--- Data for this exercise ---
* START *

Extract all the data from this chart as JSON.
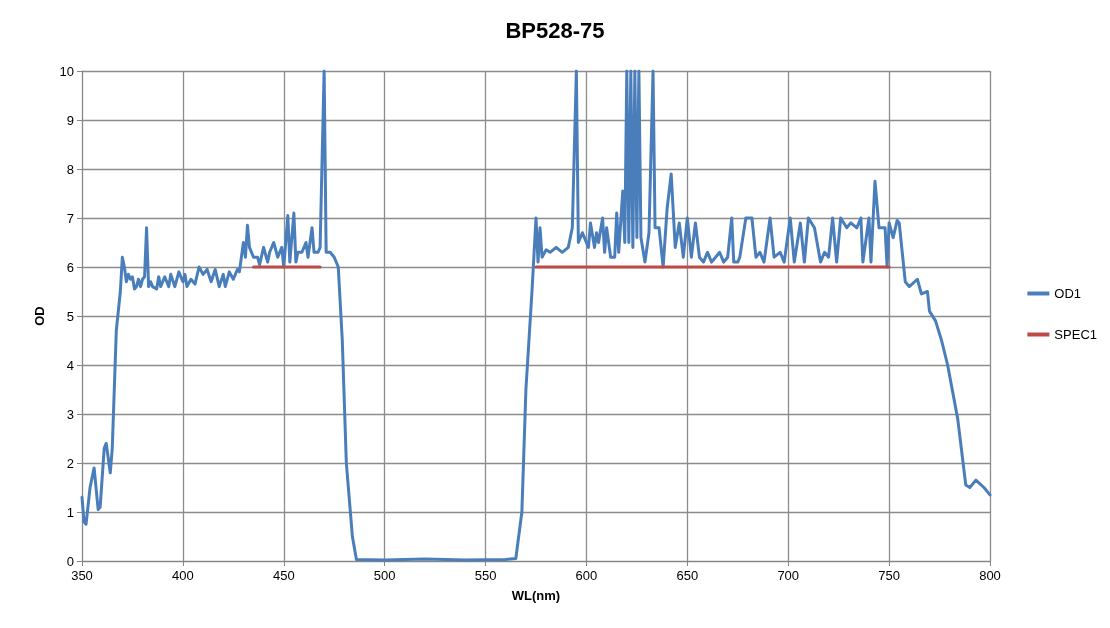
{
  "chart_data": {
    "type": "line",
    "title": "BP528-75",
    "xlabel": "WL(nm)",
    "ylabel": "OD",
    "xlim": [
      350,
      800
    ],
    "xticks": [
      350,
      400,
      450,
      500,
      550,
      600,
      650,
      700,
      750,
      800
    ],
    "ylim": [
      0,
      10
    ],
    "yticks": [
      0,
      1,
      2,
      3,
      4,
      5,
      6,
      7,
      8,
      9,
      10
    ],
    "grid": true,
    "legend": "right",
    "marker": "none",
    "line_style": "solid",
    "series": [
      {
        "name": "OD1",
        "color": "#4a7ebb",
        "x": [
          350,
          351,
          352,
          354,
          356,
          358,
          359,
          361,
          362,
          364,
          365,
          367,
          369,
          370,
          371,
          372,
          373,
          374,
          375,
          376,
          377,
          378,
          379,
          380,
          381,
          382,
          383,
          384,
          385,
          387,
          388,
          389,
          391,
          393,
          394,
          396,
          398,
          400,
          401,
          402,
          404,
          406,
          408,
          410,
          412,
          414,
          416,
          418,
          420,
          421,
          423,
          425,
          427,
          428,
          430,
          431,
          432,
          433,
          435,
          437,
          438,
          440,
          442,
          443,
          445,
          447,
          449,
          450,
          452,
          453,
          455,
          456,
          457,
          459,
          461,
          462,
          464,
          465,
          467,
          468,
          470,
          471,
          473,
          475,
          477,
          479,
          481,
          484,
          486,
          500,
          520,
          540,
          560,
          565,
          568,
          570,
          573,
          575,
          576,
          577,
          578,
          580,
          582,
          585,
          588,
          591,
          593,
          595,
          596,
          598,
          601,
          602,
          604,
          605,
          606,
          608,
          609,
          610,
          612,
          614,
          615,
          616,
          618,
          619,
          620,
          621,
          622,
          623,
          624,
          625,
          626,
          627,
          629,
          631,
          633,
          634,
          636,
          638,
          640,
          642,
          644,
          646,
          648,
          650,
          652,
          654,
          656,
          658,
          660,
          662,
          664,
          666,
          668,
          670,
          672,
          673,
          675,
          676,
          679,
          682,
          684,
          686,
          688,
          691,
          693,
          696,
          698,
          701,
          703,
          706,
          708,
          710,
          713,
          716,
          718,
          720,
          722,
          724,
          726,
          729,
          731,
          734,
          736,
          737,
          740,
          741,
          743,
          745,
          748,
          749,
          750,
          752,
          754,
          755,
          758,
          760,
          764,
          766,
          769,
          770,
          773,
          776,
          779,
          784,
          788,
          790,
          793,
          797,
          800
        ],
        "values": [
          1.3,
          0.8,
          0.75,
          1.5,
          1.9,
          1.05,
          1.1,
          2.3,
          2.4,
          1.8,
          2.3,
          4.7,
          5.5,
          6.2,
          6.0,
          5.7,
          5.85,
          5.75,
          5.8,
          5.55,
          5.6,
          5.75,
          5.6,
          5.75,
          5.8,
          6.8,
          5.6,
          5.7,
          5.6,
          5.55,
          5.8,
          5.6,
          5.8,
          5.6,
          5.85,
          5.6,
          5.9,
          5.7,
          5.85,
          5.6,
          5.75,
          5.65,
          6.0,
          5.85,
          5.95,
          5.7,
          5.95,
          5.6,
          5.85,
          5.6,
          5.9,
          5.75,
          5.95,
          5.9,
          6.5,
          6.2,
          6.85,
          6.4,
          6.2,
          6.2,
          6.05,
          6.4,
          6.1,
          6.3,
          6.5,
          6.2,
          6.4,
          6.0,
          7.05,
          6.1,
          7.1,
          6.1,
          6.3,
          6.3,
          6.5,
          6.2,
          6.8,
          6.3,
          6.3,
          6.4,
          10,
          6.3,
          6.3,
          6.2,
          6.0,
          4.5,
          2.0,
          0.5,
          0.03,
          0.02,
          0.04,
          0.02,
          0.03,
          0.05,
          1.0,
          3.5,
          5.5,
          7.0,
          6.1,
          6.8,
          6.2,
          6.35,
          6.3,
          6.4,
          6.3,
          6.4,
          6.8,
          10,
          6.5,
          6.7,
          6.4,
          6.9,
          6.4,
          6.7,
          6.5,
          7.0,
          6.3,
          6.8,
          6.2,
          6.2,
          7.1,
          6.3,
          7.55,
          6.5,
          10,
          6.5,
          10,
          6.4,
          10,
          6.6,
          10,
          6.6,
          6.1,
          6.7,
          10,
          6.8,
          6.8,
          6.0,
          7.2,
          7.9,
          6.4,
          6.9,
          6.2,
          7.0,
          6.2,
          6.9,
          6.2,
          6.1,
          6.3,
          6.1,
          6.2,
          6.3,
          6.1,
          6.2,
          7.0,
          6.1,
          6.1,
          6.2,
          7.0,
          7.0,
          6.2,
          6.3,
          6.1,
          7.0,
          6.2,
          6.3,
          6.1,
          7.0,
          6.1,
          6.9,
          6.1,
          7.0,
          6.8,
          6.1,
          6.3,
          6.2,
          7.0,
          6.1,
          7.0,
          6.8,
          6.9,
          6.8,
          7.0,
          6.1,
          7.0,
          6.1,
          7.75,
          6.8,
          6.8,
          6.0,
          6.9,
          6.6,
          6.95,
          6.9,
          5.7,
          5.6,
          5.75,
          5.45,
          5.5,
          5.1,
          4.9,
          4.5,
          4.0,
          2.9,
          1.55,
          1.5,
          1.65,
          1.5,
          1.35
        ]
      },
      {
        "name": "SPEC1",
        "color": "#be4b48",
        "x": [
          435,
          468,
          469,
          575,
          750
        ],
        "values": [
          6,
          6,
          null,
          6,
          6
        ]
      }
    ]
  }
}
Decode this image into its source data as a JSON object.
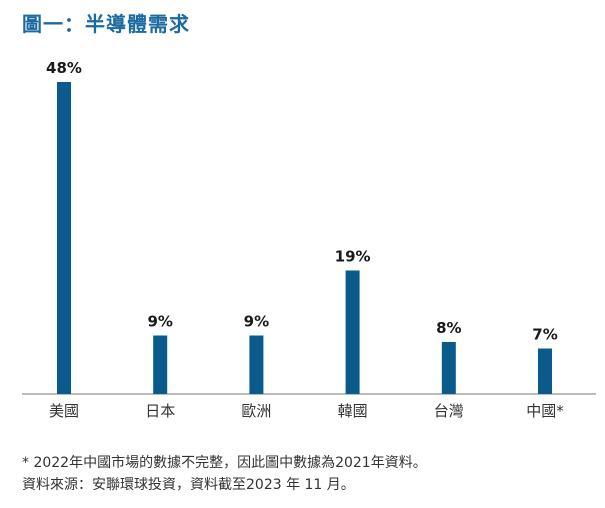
{
  "chart_data": {
    "type": "bar",
    "title": "圖一：半導體需求",
    "categories": [
      "美國",
      "日本",
      "歐洲",
      "韓國",
      "台灣",
      "中國*"
    ],
    "values": [
      48,
      9,
      9,
      19,
      8,
      7
    ],
    "value_labels": [
      "48%",
      "9%",
      "9%",
      "19%",
      "8%",
      "7%"
    ],
    "unit": "%",
    "ylim": [
      0,
      50
    ],
    "grid": false,
    "legend": "none",
    "bar_color": "#0b5a8c"
  },
  "footnotes": {
    "note": "* 2022年中國市場的數據不完整，因此圖中數據為2021年資料。",
    "source": "資料來源：安聯環球投資，資料截至2023 年 11 月。"
  },
  "colors": {
    "title": "#1b6aa0",
    "bar": "#0b5a8c",
    "axis": "#7a7a7a"
  }
}
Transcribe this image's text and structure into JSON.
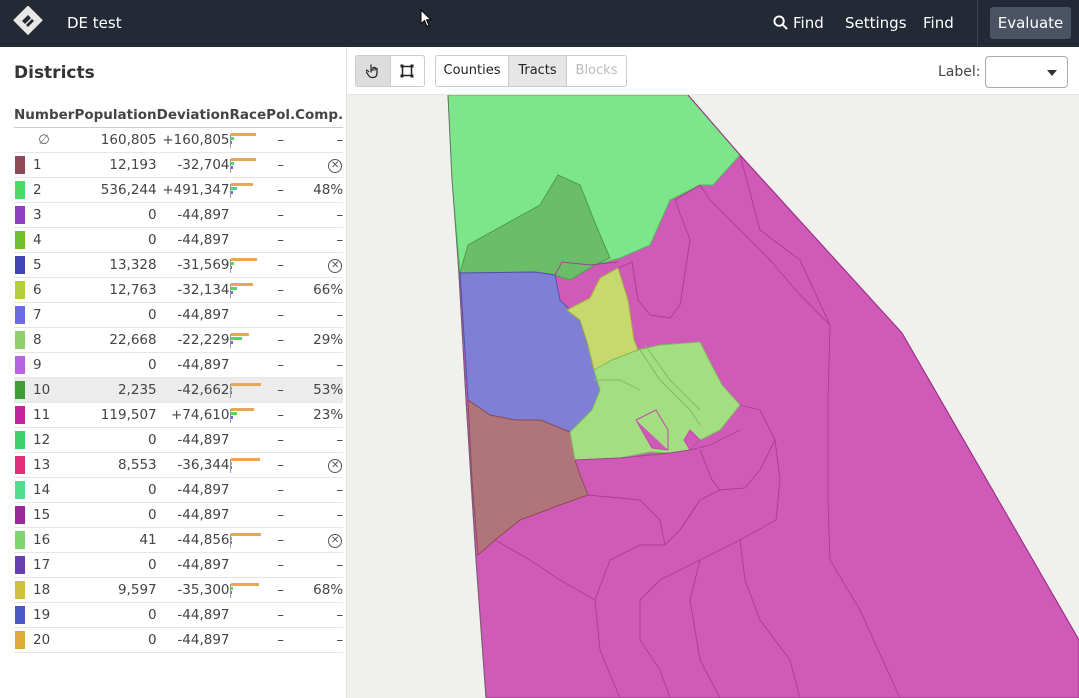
{
  "header": {
    "app_title": "DE test",
    "nav": [
      {
        "label": "Find",
        "icon": "search-icon"
      },
      {
        "label": "Settings"
      },
      {
        "label": "Find"
      }
    ],
    "evaluate_label": "Evaluate"
  },
  "sidebar": {
    "title": "Districts",
    "columns": [
      "Number",
      "Population",
      "Deviation",
      "Race",
      "Pol.",
      "Comp."
    ],
    "unassigned": {
      "number": "∅",
      "population": "160,805",
      "deviation": "+160,805",
      "pol": "–",
      "comp": "–"
    },
    "rows": [
      {
        "number": "1",
        "color": "#8e4b57",
        "population": "12,193",
        "deviation": "-32,704",
        "pol": "–",
        "comp": "",
        "comp_icon": "invalid-icon",
        "race": [
          0.78,
          0.1,
          0.05
        ]
      },
      {
        "number": "2",
        "color": "#4cd964",
        "population": "536,244",
        "deviation": "+491,347",
        "pol": "–",
        "comp": "48%",
        "race": [
          0.7,
          0.2,
          0.05
        ]
      },
      {
        "number": "3",
        "color": "#8e3fbd",
        "population": "0",
        "deviation": "-44,897",
        "pol": "–",
        "comp": "–",
        "race": []
      },
      {
        "number": "4",
        "color": "#6fbe2e",
        "population": "0",
        "deviation": "-44,897",
        "pol": "–",
        "comp": "–",
        "race": []
      },
      {
        "number": "5",
        "color": "#4046b3",
        "population": "13,328",
        "deviation": "-31,569",
        "pol": "–",
        "comp": "",
        "comp_icon": "invalid-icon",
        "race": [
          0.8,
          0.1,
          0.04
        ]
      },
      {
        "number": "6",
        "color": "#b3cf3a",
        "population": "12,763",
        "deviation": "-32,134",
        "pol": "–",
        "comp": "66%",
        "race": [
          0.7,
          0.2,
          0.05
        ]
      },
      {
        "number": "7",
        "color": "#6b6be8",
        "population": "0",
        "deviation": "-44,897",
        "pol": "–",
        "comp": "–",
        "race": []
      },
      {
        "number": "8",
        "color": "#8ed16a",
        "population": "22,668",
        "deviation": "-22,229",
        "pol": "–",
        "comp": "29%",
        "race": [
          0.55,
          0.35,
          0.05
        ]
      },
      {
        "number": "9",
        "color": "#b565e0",
        "population": "0",
        "deviation": "-44,897",
        "pol": "–",
        "comp": "–",
        "race": []
      },
      {
        "number": "10",
        "color": "#3c9e34",
        "population": "2,235",
        "deviation": "-42,662",
        "pol": "–",
        "comp": "53%",
        "race": [
          0.95,
          0.03,
          0.01
        ],
        "selected": true
      },
      {
        "number": "11",
        "color": "#c4249b",
        "population": "119,507",
        "deviation": "+74,610",
        "pol": "–",
        "comp": "23%",
        "race": [
          0.72,
          0.18,
          0.06
        ]
      },
      {
        "number": "12",
        "color": "#3fcf6a",
        "population": "0",
        "deviation": "-44,897",
        "pol": "–",
        "comp": "–",
        "race": []
      },
      {
        "number": "13",
        "color": "#e0307a",
        "population": "8,553",
        "deviation": "-36,344",
        "pol": "–",
        "comp": "",
        "comp_icon": "invalid-icon",
        "race": [
          0.9,
          0.04,
          0.02
        ]
      },
      {
        "number": "14",
        "color": "#52dc8e",
        "population": "0",
        "deviation": "-44,897",
        "pol": "–",
        "comp": "–",
        "race": []
      },
      {
        "number": "15",
        "color": "#9a2a9c",
        "population": "0",
        "deviation": "-44,897",
        "pol": "–",
        "comp": "–",
        "race": []
      },
      {
        "number": "16",
        "color": "#7fd66f",
        "population": "41",
        "deviation": "-44,856",
        "pol": "–",
        "comp": "",
        "comp_icon": "invalid-icon",
        "race": [
          0.95,
          0.02,
          0.01
        ]
      },
      {
        "number": "17",
        "color": "#6a3fb0",
        "population": "0",
        "deviation": "-44,897",
        "pol": "–",
        "comp": "–",
        "race": []
      },
      {
        "number": "18",
        "color": "#cfc13f",
        "population": "9,597",
        "deviation": "-35,300",
        "pol": "–",
        "comp": "68%",
        "race": [
          0.88,
          0.05,
          0.02
        ]
      },
      {
        "number": "19",
        "color": "#4a58c4",
        "population": "0",
        "deviation": "-44,897",
        "pol": "–",
        "comp": "–",
        "race": []
      },
      {
        "number": "20",
        "color": "#dfaa3e",
        "population": "0",
        "deviation": "-44,897",
        "pol": "–",
        "comp": "–",
        "race": []
      }
    ],
    "race_colors": [
      "#e8a65a",
      "#4cd964",
      "#6b6be8"
    ]
  },
  "toolbar": {
    "tools": [
      {
        "icon": "hand-pointer-icon",
        "active": true
      },
      {
        "icon": "rectangle-select-icon",
        "active": false
      }
    ],
    "levels": [
      {
        "label": "Counties",
        "state": "normal"
      },
      {
        "label": "Tracts",
        "state": "active"
      },
      {
        "label": "Blocks",
        "state": "disabled"
      }
    ],
    "label_text": "Label:",
    "label_value": ""
  }
}
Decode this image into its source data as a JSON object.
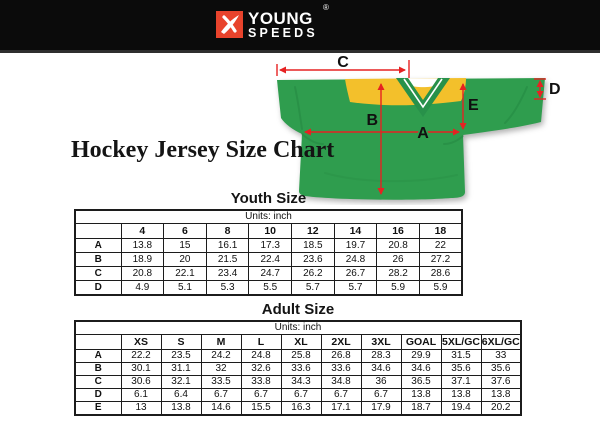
{
  "colors": {
    "banner_black": "#0b0b0b",
    "logo_orange": "#e8432c",
    "jersey_green": "#2f9d4e",
    "jersey_green_dark": "#1e7d3c",
    "shoulder_yellow": "#f3c02b",
    "arrow_red": "#e62222"
  },
  "banner": {
    "brand_line1": "YOUNG",
    "brand_line2": "SPEEDS",
    "registered_mark": "®"
  },
  "page": {
    "title": "Hockey Jersey Size Chart"
  },
  "diagram": {
    "labels": {
      "a": "A",
      "b": "B",
      "c": "C",
      "d": "D",
      "e": "E"
    }
  },
  "youth_table": {
    "heading": "Youth Size",
    "units_label": "Units: inch",
    "columns": [
      "4",
      "6",
      "8",
      "10",
      "12",
      "14",
      "16",
      "18"
    ],
    "rows": [
      {
        "label": "A",
        "values": [
          "13.8",
          "15",
          "16.1",
          "17.3",
          "18.5",
          "19.7",
          "20.8",
          "22"
        ]
      },
      {
        "label": "B",
        "values": [
          "18.9",
          "20",
          "21.5",
          "22.4",
          "23.6",
          "24.8",
          "26",
          "27.2"
        ]
      },
      {
        "label": "C",
        "values": [
          "20.8",
          "22.1",
          "23.4",
          "24.7",
          "26.2",
          "26.7",
          "28.2",
          "28.6"
        ]
      },
      {
        "label": "D",
        "values": [
          "4.9",
          "5.1",
          "5.3",
          "5.5",
          "5.7",
          "5.7",
          "5.9",
          "5.9"
        ]
      }
    ]
  },
  "adult_table": {
    "heading": "Adult Size",
    "units_label": "Units: inch",
    "columns": [
      "XS",
      "S",
      "M",
      "L",
      "XL",
      "2XL",
      "3XL",
      "GOAL",
      "5XL/GC",
      "6XL/GC"
    ],
    "rows": [
      {
        "label": "A",
        "values": [
          "22.2",
          "23.5",
          "24.2",
          "24.8",
          "25.8",
          "26.8",
          "28.3",
          "29.9",
          "31.5",
          "33"
        ]
      },
      {
        "label": "B",
        "values": [
          "30.1",
          "31.1",
          "32",
          "32.6",
          "33.6",
          "33.6",
          "34.6",
          "34.6",
          "35.6",
          "35.6"
        ]
      },
      {
        "label": "C",
        "values": [
          "30.6",
          "32.1",
          "33.5",
          "33.8",
          "34.3",
          "34.8",
          "36",
          "36.5",
          "37.1",
          "37.6"
        ]
      },
      {
        "label": "D",
        "values": [
          "6.1",
          "6.4",
          "6.7",
          "6.7",
          "6.7",
          "6.7",
          "6.7",
          "13.8",
          "13.8",
          "13.8"
        ]
      },
      {
        "label": "E",
        "values": [
          "13",
          "13.8",
          "14.6",
          "15.5",
          "16.3",
          "17.1",
          "17.9",
          "18.7",
          "19.4",
          "20.2"
        ]
      }
    ]
  }
}
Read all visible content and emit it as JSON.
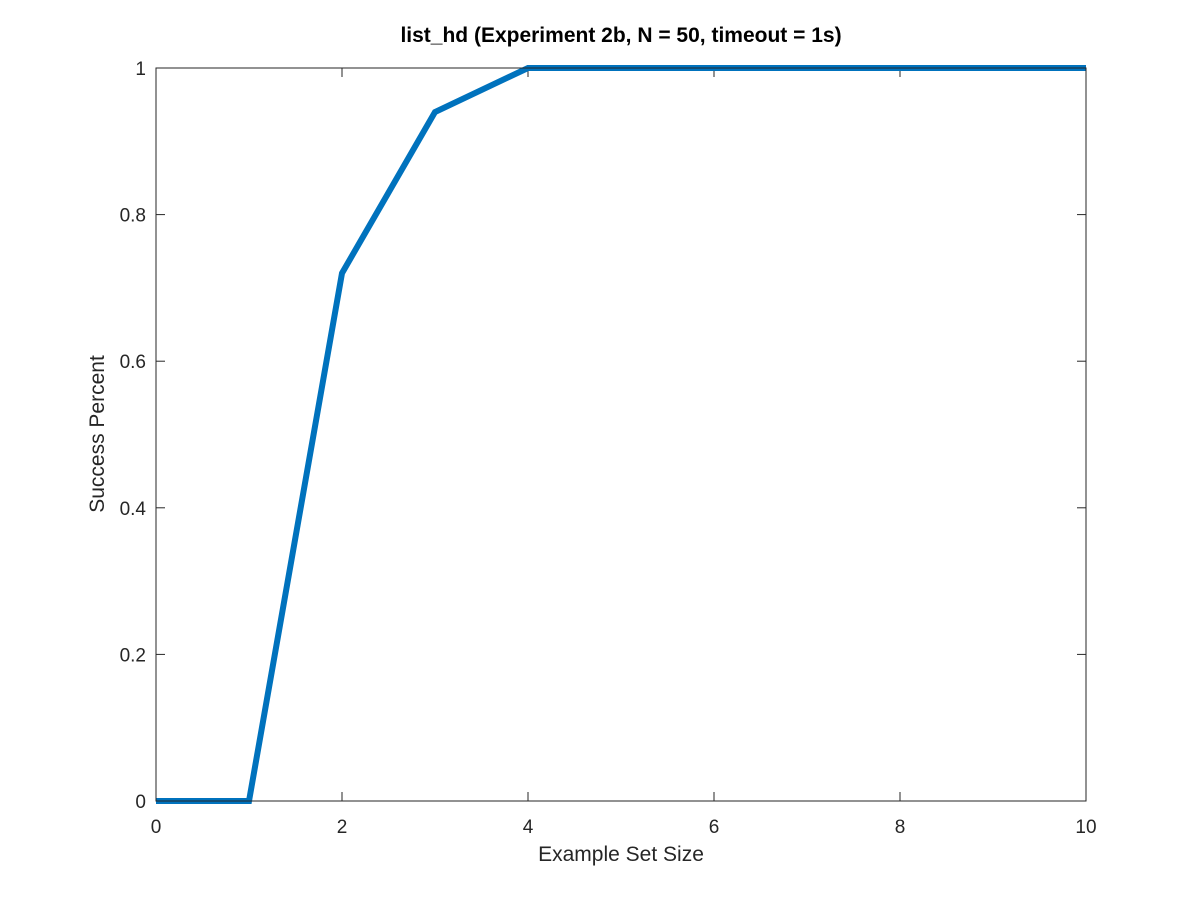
{
  "chart_data": {
    "type": "line",
    "title": "list_hd (Experiment 2b, N = 50, timeout = 1s)",
    "xlabel": "Example Set Size",
    "ylabel": "Success Percent",
    "xlim": [
      0,
      10
    ],
    "ylim": [
      0,
      1
    ],
    "xticks": [
      0,
      2,
      4,
      6,
      8,
      10
    ],
    "yticks": [
      0,
      0.2,
      0.4,
      0.6,
      0.8,
      1
    ],
    "xtick_labels": [
      "0",
      "2",
      "4",
      "6",
      "8",
      "10"
    ],
    "ytick_labels": [
      "0",
      "0.2",
      "0.4",
      "0.6",
      "0.8",
      "1"
    ],
    "grid": false,
    "series": [
      {
        "color": "#0072bd",
        "x": [
          0,
          1,
          2,
          3,
          4,
          5,
          6,
          7,
          8,
          9,
          10
        ],
        "y": [
          0,
          0,
          0.72,
          0.94,
          1,
          1,
          1,
          1,
          1,
          1,
          1
        ]
      }
    ]
  }
}
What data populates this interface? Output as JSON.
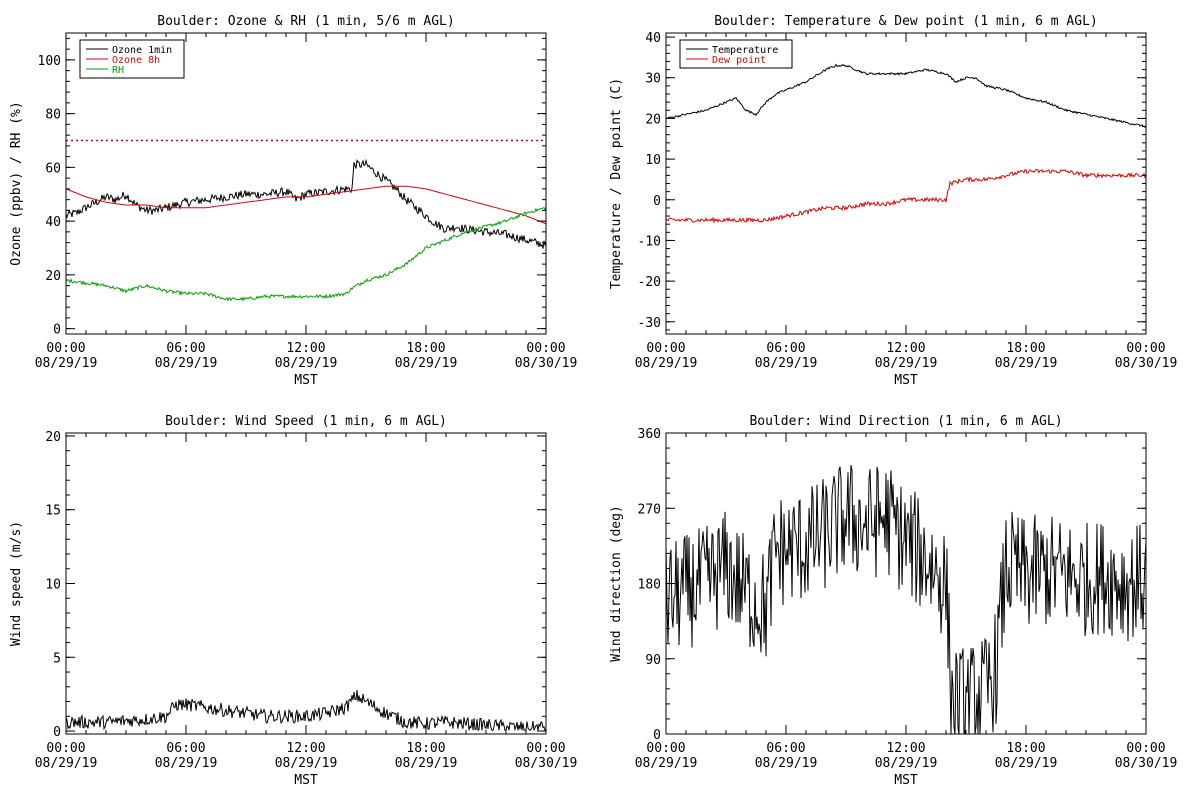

* END *

--- Work to complete ---
Filter the data, keeping only the lines that contain "Size".

--- Exercise result ---
    "title": "Hockey Jersey Size Chart"
    "heading": "Youth Size",
    "heading": "Adult Size",
    "xlabel": "Example Set Size",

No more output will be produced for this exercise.